__Data to process__:
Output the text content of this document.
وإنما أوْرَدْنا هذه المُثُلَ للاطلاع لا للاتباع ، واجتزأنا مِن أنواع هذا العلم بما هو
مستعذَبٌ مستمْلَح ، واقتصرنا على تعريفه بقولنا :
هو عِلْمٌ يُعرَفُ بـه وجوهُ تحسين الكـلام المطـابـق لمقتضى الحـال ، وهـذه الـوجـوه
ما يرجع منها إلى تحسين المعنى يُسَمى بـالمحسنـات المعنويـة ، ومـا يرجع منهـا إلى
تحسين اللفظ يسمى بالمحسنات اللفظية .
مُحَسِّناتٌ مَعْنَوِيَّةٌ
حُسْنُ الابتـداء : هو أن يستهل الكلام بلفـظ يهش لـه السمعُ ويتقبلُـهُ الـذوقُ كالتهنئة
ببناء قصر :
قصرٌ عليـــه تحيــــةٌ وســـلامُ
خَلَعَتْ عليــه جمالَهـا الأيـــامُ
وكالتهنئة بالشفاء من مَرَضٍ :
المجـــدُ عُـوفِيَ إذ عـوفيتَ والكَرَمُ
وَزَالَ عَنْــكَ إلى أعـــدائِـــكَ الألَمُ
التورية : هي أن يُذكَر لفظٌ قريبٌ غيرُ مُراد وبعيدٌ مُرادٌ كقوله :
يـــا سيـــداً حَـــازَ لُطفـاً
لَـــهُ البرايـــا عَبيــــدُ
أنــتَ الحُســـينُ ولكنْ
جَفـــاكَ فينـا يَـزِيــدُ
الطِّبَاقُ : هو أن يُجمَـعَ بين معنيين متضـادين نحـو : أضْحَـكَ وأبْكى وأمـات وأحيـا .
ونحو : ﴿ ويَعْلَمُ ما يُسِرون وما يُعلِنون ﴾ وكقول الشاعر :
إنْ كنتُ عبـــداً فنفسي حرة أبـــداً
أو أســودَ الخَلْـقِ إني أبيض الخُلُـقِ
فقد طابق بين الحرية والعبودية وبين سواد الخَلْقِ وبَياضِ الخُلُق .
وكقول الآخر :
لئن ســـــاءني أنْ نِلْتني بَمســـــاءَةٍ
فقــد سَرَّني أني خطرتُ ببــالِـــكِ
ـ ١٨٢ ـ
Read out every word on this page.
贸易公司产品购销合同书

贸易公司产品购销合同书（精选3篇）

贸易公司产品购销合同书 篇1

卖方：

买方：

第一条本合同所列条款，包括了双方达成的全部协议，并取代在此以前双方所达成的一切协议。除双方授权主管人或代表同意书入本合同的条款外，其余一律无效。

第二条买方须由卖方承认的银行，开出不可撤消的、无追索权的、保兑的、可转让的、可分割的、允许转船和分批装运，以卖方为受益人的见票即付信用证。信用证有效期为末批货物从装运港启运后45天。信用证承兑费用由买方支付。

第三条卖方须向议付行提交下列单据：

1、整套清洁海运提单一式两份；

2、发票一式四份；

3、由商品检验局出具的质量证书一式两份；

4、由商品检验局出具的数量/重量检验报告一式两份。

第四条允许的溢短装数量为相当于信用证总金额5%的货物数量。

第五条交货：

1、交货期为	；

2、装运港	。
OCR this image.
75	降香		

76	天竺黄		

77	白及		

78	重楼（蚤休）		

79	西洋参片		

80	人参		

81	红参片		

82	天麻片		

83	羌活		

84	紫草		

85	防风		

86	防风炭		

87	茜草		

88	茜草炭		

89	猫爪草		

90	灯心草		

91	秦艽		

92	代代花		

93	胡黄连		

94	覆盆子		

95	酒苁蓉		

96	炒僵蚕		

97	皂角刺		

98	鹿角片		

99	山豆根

__Challenge__: Beginning at the line that holds "Read out every word on this page.", reproduce each line of the records above down to and including the last one.

__Answer to the problem__:
Read out every word on this page.
贸易公司产品购销合同书

贸易公司产品购销合同书（精选3篇）

贸易公司产品购销合同书 篇1

卖方：

买方：

第一条本合同所列条款，包括了双方达成的全部协议，并取代在此以前双方所达成的一切协议。除双方授权主管人或代表同意书入本合同的条款外，其余一律无效。

第二条买方须由卖方承认的银行，开出不可撤消的、无追索权的、保兑的、可转让的、可分割的、允许转船和分批装运，以卖方为受益人的见票即付信用证。信用证有效期为末批货物从装运港启运后45天。信用证承兑费用由买方支付。

第三条卖方须向议付行提交下列单据：

1、整套清洁海运提单一式两份；

2、发票一式四份；

3、由商品检验局出具的质量证书一式两份；

4、由商品检验局出具的数量/重量检验报告一式两份。

第四条允许的溢短装数量为相当于信用证总金额5%的货物数量。

第五条交货：

1、交货期为	；

2、装运港	。
OCR this image.
75	降香		

76	天竺黄		

77	白及		

78	重楼（蚤休）		

79	西洋参片		

80	人参		

81	红参片		

82	天麻片		

83	羌活		

84	紫草		

85	防风		

86	防风炭		

87	茜草		

88	茜草炭		

89	猫爪草		

90	灯心草		

91	秦艽		

92	代代花		

93	胡黄连		

94	覆盆子		

95	酒苁蓉		

96	炒僵蚕		

97	皂角刺		

98	鹿角片		

99	山豆根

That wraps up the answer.